EXERCISE BRIEF: Collect from the data below each line with "recent".

######

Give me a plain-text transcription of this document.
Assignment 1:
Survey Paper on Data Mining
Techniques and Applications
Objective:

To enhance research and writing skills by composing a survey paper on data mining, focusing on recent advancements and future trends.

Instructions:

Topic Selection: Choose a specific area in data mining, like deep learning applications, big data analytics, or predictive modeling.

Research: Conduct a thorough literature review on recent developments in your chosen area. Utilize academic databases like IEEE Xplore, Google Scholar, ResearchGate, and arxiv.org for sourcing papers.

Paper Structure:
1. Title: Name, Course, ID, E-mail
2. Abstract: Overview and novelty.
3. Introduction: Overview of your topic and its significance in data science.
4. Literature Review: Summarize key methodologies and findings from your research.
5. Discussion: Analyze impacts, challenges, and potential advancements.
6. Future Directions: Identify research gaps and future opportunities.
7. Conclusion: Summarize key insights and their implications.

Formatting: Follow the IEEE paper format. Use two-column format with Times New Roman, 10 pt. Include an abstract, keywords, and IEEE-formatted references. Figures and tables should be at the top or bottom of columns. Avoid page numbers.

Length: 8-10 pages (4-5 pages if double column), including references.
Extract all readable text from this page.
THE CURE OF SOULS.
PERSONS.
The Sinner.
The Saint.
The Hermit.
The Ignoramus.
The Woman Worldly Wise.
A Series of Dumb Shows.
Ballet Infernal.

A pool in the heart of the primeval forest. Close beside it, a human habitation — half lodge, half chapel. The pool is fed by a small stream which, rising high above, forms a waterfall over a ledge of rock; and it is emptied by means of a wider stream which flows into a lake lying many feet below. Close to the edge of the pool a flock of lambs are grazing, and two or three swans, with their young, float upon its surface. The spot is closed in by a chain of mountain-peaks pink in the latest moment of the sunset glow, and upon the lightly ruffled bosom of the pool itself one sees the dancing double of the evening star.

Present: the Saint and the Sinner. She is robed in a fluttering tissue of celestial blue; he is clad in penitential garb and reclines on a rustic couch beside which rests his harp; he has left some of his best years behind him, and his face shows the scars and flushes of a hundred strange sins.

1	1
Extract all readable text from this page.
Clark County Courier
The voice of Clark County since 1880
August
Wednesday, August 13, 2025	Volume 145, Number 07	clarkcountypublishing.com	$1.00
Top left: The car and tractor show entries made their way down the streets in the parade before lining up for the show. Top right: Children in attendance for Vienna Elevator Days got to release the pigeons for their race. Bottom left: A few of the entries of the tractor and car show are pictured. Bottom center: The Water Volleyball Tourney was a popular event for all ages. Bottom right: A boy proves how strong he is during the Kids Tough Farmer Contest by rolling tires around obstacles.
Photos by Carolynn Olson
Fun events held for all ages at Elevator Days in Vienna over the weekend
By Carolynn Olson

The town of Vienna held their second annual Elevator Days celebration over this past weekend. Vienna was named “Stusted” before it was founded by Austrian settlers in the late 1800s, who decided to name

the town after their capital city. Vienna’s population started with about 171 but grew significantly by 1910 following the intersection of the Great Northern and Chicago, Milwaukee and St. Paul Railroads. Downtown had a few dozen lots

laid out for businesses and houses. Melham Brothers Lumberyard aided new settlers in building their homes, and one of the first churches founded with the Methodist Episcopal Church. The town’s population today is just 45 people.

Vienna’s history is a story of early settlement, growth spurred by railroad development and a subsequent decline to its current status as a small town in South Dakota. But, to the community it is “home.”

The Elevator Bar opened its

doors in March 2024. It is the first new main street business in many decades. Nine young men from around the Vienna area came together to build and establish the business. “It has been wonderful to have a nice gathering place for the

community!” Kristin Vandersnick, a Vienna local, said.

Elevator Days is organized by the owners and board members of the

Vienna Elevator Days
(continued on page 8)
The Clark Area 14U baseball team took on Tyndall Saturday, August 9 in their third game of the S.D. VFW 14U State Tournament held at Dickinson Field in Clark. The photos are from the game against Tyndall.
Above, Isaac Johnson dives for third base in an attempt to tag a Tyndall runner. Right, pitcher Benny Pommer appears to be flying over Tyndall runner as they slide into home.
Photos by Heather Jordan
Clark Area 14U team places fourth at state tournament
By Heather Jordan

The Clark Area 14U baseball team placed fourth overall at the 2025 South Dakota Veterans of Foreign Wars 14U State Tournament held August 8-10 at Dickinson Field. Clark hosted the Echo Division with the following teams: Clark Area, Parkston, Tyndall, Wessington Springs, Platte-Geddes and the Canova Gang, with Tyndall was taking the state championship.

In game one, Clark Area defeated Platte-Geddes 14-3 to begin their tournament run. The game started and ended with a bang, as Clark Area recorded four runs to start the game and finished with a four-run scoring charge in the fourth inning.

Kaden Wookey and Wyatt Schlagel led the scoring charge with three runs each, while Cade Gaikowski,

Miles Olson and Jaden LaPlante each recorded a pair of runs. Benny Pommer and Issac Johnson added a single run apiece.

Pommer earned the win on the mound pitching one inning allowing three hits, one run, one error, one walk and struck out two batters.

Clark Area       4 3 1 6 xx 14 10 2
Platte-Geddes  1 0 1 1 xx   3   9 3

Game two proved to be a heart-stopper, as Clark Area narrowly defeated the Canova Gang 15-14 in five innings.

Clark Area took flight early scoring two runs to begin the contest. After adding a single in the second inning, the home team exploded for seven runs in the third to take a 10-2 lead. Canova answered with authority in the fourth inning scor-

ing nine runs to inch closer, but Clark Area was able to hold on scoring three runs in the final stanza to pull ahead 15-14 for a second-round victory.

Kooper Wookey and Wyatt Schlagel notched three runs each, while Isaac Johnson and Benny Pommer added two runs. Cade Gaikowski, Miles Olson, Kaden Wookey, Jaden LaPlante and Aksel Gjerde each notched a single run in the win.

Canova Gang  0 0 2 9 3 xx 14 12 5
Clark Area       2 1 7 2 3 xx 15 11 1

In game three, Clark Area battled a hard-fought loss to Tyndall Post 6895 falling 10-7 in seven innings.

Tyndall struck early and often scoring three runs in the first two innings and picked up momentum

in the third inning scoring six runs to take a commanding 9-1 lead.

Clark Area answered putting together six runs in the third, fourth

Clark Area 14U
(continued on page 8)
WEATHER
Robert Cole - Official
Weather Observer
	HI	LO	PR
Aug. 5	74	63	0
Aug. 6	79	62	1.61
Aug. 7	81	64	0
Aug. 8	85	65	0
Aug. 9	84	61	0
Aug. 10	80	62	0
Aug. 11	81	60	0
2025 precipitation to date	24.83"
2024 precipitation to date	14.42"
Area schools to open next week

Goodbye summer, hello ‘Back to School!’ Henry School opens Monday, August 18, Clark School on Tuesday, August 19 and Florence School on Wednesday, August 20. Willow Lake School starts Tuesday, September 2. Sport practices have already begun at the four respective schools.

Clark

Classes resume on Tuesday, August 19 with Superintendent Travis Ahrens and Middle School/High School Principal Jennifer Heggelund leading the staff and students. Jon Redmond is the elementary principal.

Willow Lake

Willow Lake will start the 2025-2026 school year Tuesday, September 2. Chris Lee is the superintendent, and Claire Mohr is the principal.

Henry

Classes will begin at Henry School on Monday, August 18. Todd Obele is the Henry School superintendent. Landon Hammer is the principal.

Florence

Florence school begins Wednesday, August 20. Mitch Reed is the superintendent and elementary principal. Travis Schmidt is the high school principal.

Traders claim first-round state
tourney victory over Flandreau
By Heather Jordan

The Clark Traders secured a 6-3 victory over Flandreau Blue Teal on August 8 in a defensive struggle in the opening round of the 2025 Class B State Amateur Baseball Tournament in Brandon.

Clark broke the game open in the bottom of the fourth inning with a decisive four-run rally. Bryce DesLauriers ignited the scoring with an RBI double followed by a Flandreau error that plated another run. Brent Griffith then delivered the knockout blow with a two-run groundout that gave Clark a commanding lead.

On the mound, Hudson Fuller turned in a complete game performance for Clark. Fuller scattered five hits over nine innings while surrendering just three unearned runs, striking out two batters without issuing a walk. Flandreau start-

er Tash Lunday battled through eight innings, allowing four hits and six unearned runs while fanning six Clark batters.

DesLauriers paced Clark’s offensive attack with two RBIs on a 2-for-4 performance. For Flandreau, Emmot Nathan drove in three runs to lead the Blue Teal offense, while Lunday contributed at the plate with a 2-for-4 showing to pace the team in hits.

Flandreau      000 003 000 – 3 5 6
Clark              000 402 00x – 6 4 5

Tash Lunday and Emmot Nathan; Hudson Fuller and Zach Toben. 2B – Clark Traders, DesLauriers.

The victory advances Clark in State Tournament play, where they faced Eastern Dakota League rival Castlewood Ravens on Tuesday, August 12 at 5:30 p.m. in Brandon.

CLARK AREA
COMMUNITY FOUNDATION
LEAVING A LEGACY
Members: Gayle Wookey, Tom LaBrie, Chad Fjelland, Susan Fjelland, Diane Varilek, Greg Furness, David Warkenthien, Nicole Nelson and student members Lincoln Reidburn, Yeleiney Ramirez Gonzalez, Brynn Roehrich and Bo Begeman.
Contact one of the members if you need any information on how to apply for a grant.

######

FINAL RESULT:
To enhance research and writing skills by composing a survey paper on data mining, focusing on recent advancements and future trends.
Research: Conduct a thorough literature review on recent developments in your chosen area. Utilize academic databases like IEEE Xplore, Google Scholar, ResearchGate, and arxiv.org for sourcing papers.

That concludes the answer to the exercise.